(Data items)
.....

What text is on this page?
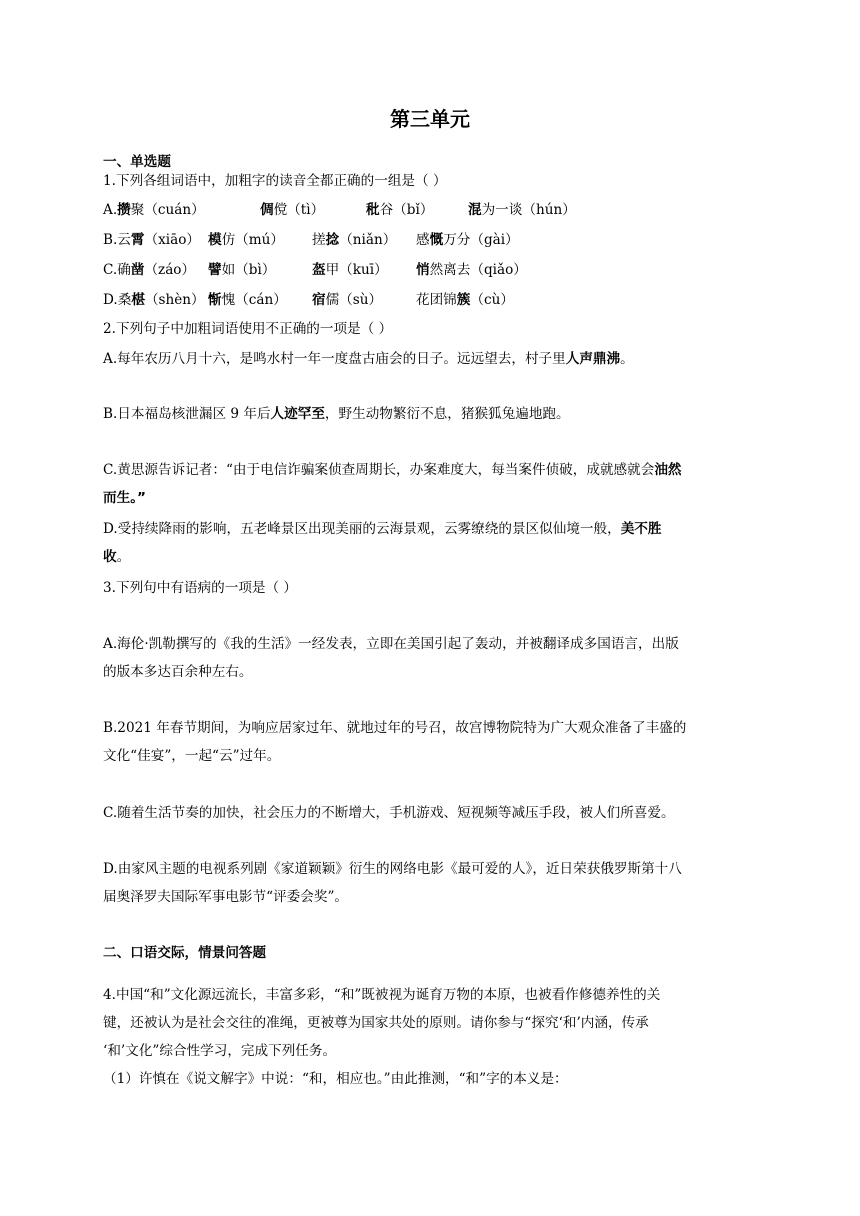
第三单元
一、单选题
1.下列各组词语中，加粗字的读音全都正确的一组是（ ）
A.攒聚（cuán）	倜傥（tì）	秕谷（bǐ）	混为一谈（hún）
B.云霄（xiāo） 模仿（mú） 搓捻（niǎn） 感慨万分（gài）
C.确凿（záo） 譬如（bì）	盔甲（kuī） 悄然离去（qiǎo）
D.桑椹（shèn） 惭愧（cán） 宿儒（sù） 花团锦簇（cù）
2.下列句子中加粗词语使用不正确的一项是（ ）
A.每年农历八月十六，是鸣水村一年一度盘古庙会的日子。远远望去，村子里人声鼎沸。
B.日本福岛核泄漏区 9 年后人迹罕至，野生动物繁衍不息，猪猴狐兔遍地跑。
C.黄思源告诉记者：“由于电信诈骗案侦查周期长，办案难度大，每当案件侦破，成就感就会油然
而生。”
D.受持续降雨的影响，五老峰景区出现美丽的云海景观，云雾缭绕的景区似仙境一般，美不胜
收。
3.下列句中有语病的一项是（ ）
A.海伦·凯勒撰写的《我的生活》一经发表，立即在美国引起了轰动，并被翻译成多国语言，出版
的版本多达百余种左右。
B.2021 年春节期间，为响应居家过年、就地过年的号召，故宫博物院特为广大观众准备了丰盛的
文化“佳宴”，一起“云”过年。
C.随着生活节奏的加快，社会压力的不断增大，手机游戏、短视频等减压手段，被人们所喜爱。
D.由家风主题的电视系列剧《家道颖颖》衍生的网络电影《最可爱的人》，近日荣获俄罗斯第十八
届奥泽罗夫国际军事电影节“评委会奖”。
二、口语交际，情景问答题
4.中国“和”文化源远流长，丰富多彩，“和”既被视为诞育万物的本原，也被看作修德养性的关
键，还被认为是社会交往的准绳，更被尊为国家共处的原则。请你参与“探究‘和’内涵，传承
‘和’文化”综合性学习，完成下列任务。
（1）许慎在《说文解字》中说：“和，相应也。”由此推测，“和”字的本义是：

.....

▶ [Goal]
Reproduce all entries without any change, and omit the pictures.

▶ [Exercise solution]
What text is on this page?
第三单元
一、单选题
1.下列各组词语中，加粗字的读音全都正确的一组是（ ）
A.攒聚（cuán）	倜傥（tì）	秕谷（bǐ）	混为一谈（hún）
B.云霄（xiāo） 模仿（mú） 搓捻（niǎn） 感慨万分（gài）
C.确凿（záo） 譬如（bì）	盔甲（kuī） 悄然离去（qiǎo）
D.桑椹（shèn） 惭愧（cán） 宿儒（sù） 花团锦簇（cù）
2.下列句子中加粗词语使用不正确的一项是（ ）
A.每年农历八月十六，是鸣水村一年一度盘古庙会的日子。远远望去，村子里人声鼎沸。
B.日本福岛核泄漏区 9 年后人迹罕至，野生动物繁衍不息，猪猴狐兔遍地跑。
C.黄思源告诉记者：“由于电信诈骗案侦查周期长，办案难度大，每当案件侦破，成就感就会油然
而生。”
D.受持续降雨的影响，五老峰景区出现美丽的云海景观，云雾缭绕的景区似仙境一般，美不胜
收。
3.下列句中有语病的一项是（ ）
A.海伦·凯勒撰写的《我的生活》一经发表，立即在美国引起了轰动，并被翻译成多国语言，出版
的版本多达百余种左右。
B.2021 年春节期间，为响应居家过年、就地过年的号召，故宫博物院特为广大观众准备了丰盛的
文化“佳宴”，一起“云”过年。
C.随着生活节奏的加快，社会压力的不断增大，手机游戏、短视频等减压手段，被人们所喜爱。
D.由家风主题的电视系列剧《家道颖颖》衍生的网络电影《最可爱的人》，近日荣获俄罗斯第十八
届奥泽罗夫国际军事电影节“评委会奖”。
二、口语交际，情景问答题
4.中国“和”文化源远流长，丰富多彩，“和”既被视为诞育万物的本原，也被看作修德养性的关
键，还被认为是社会交往的准绳，更被尊为国家共处的原则。请你参与“探究‘和’内涵，传承
‘和’文化”综合性学习，完成下列任务。
（1）许慎在《说文解字》中说：“和，相应也。”由此推测，“和”字的本义是：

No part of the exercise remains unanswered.